[Your objective] Every line below that mentions the word "this" should be copied out.

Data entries
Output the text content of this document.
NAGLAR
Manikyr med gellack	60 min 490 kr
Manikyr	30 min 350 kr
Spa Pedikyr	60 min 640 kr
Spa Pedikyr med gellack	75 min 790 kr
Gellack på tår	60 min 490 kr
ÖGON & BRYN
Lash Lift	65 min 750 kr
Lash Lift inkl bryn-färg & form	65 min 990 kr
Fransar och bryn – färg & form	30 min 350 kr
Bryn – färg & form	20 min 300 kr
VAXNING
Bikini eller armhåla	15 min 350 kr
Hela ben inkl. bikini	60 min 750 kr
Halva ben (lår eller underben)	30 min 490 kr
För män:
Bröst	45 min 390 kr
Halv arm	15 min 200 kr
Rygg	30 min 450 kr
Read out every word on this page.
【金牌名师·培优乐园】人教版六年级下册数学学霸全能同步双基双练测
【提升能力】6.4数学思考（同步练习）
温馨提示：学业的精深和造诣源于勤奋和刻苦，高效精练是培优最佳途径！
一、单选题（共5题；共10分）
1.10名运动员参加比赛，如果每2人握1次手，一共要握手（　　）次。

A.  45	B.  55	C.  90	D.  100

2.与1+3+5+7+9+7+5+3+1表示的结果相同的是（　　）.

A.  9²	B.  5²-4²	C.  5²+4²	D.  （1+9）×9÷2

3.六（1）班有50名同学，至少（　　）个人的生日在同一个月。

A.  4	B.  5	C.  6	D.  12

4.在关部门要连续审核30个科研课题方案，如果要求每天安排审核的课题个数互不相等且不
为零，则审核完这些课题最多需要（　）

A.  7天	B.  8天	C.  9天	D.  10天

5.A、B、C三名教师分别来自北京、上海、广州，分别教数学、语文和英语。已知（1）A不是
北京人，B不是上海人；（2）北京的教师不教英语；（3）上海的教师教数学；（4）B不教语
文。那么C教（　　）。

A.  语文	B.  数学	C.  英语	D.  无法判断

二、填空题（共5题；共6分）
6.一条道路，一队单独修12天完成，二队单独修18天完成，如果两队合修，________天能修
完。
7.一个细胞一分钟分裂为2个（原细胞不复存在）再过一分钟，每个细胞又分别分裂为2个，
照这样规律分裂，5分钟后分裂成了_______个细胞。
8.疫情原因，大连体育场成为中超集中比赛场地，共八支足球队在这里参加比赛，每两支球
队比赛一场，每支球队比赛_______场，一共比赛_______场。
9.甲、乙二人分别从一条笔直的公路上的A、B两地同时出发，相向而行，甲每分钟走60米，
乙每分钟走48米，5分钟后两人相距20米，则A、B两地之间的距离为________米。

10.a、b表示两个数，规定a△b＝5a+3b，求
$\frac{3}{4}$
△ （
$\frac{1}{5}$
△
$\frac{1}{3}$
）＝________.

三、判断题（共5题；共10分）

==

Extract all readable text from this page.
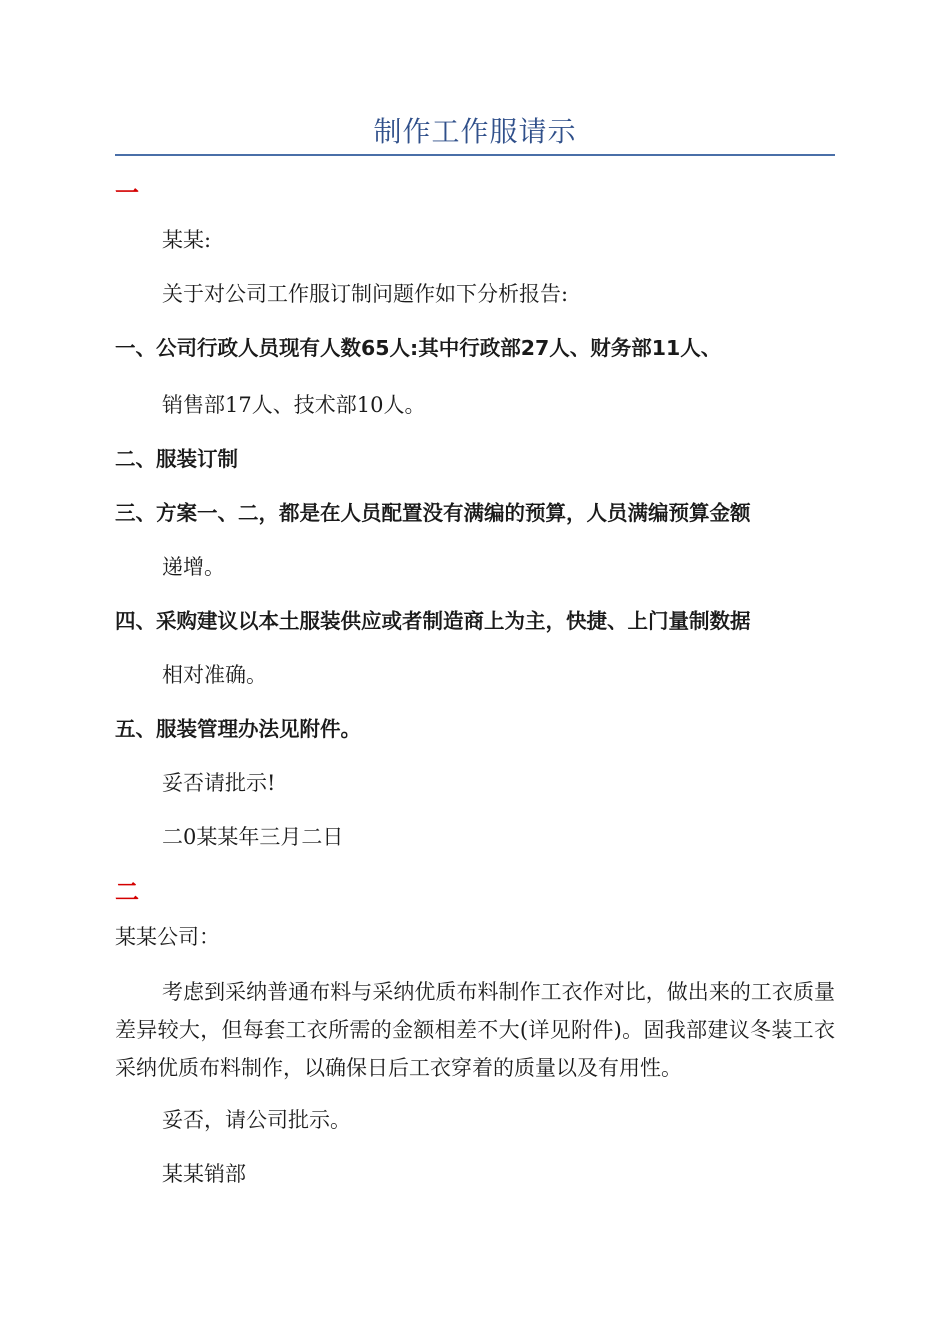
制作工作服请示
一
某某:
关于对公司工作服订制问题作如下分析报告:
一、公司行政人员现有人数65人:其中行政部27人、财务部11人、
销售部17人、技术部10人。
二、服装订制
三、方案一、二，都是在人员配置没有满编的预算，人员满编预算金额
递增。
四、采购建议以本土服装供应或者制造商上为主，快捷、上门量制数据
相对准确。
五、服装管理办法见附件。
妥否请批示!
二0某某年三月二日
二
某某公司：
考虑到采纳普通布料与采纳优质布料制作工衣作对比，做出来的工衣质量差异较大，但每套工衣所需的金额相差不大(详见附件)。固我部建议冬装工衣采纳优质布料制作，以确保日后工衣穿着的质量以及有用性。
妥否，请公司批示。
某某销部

[Complete answer]
Output the text content of this document.
Read out every word on this page.
Extract all readable text from this page.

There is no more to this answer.